Aim:
Look for the string "Vector" in every line, and copy each line that has it.

Items:

(begin)

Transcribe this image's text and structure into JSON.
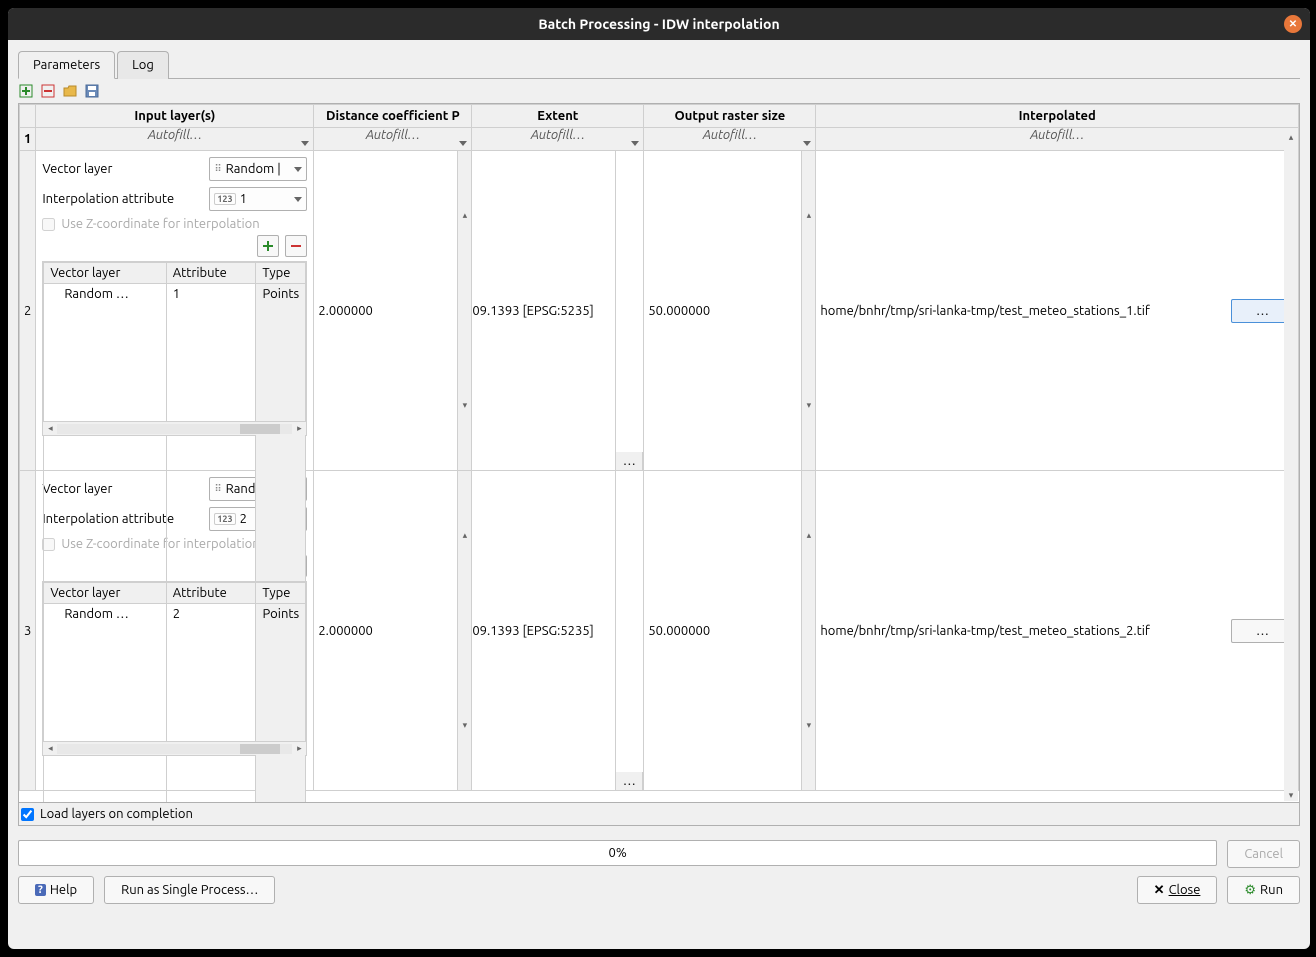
{
  "window": {
    "title": "Batch Processing - IDW interpolation"
  },
  "tabs": {
    "parameters": "Parameters",
    "log": "Log"
  },
  "columns": {
    "input": "Input layer(s)",
    "distance": "Distance coefficient P",
    "extent": "Extent",
    "raster": "Output raster size",
    "interp": "Interpolated"
  },
  "autofill_label": "Autofill…",
  "inner": {
    "vector_layer_label": "Vector layer",
    "interp_attr_label": "Interpolation attribute",
    "use_z_label": "Use Z-coordinate for interpolation",
    "col_vector": "Vector layer",
    "col_attr": "Attribute",
    "col_type": "Type",
    "random_label": "Random |",
    "random_trunc": "Random …",
    "type_points": "Points"
  },
  "rows": [
    {
      "num": "2",
      "attr_value": "1",
      "inner_attr": "1",
      "distance": "2.000000",
      "extent": "09.1393 [EPSG:5235]",
      "extent_btn": "…",
      "raster": "50.000000",
      "interp_path": "home/bnhr/tmp/sri-lanka-tmp/test_meteo_stations_1.tif",
      "interp_selected": true
    },
    {
      "num": "3",
      "attr_value": "2",
      "inner_attr": "2",
      "distance": "2.000000",
      "extent": "09.1393 [EPSG:5235]",
      "extent_btn": "…",
      "raster": "50.000000",
      "interp_path": "home/bnhr/tmp/sri-lanka-tmp/test_meteo_stations_2.tif",
      "interp_selected": false
    }
  ],
  "footer": {
    "load_layers": "Load layers on completion",
    "progress": "0%",
    "cancel": "Cancel",
    "help": "Help",
    "run_single": "Run as Single Process…",
    "close": "Close",
    "run": "Run"
  },
  "ellipsis": "…"
}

(end)

Solution to this task:
    "vector_layer_label": "Vector layer",
    "col_vector": "Vector layer",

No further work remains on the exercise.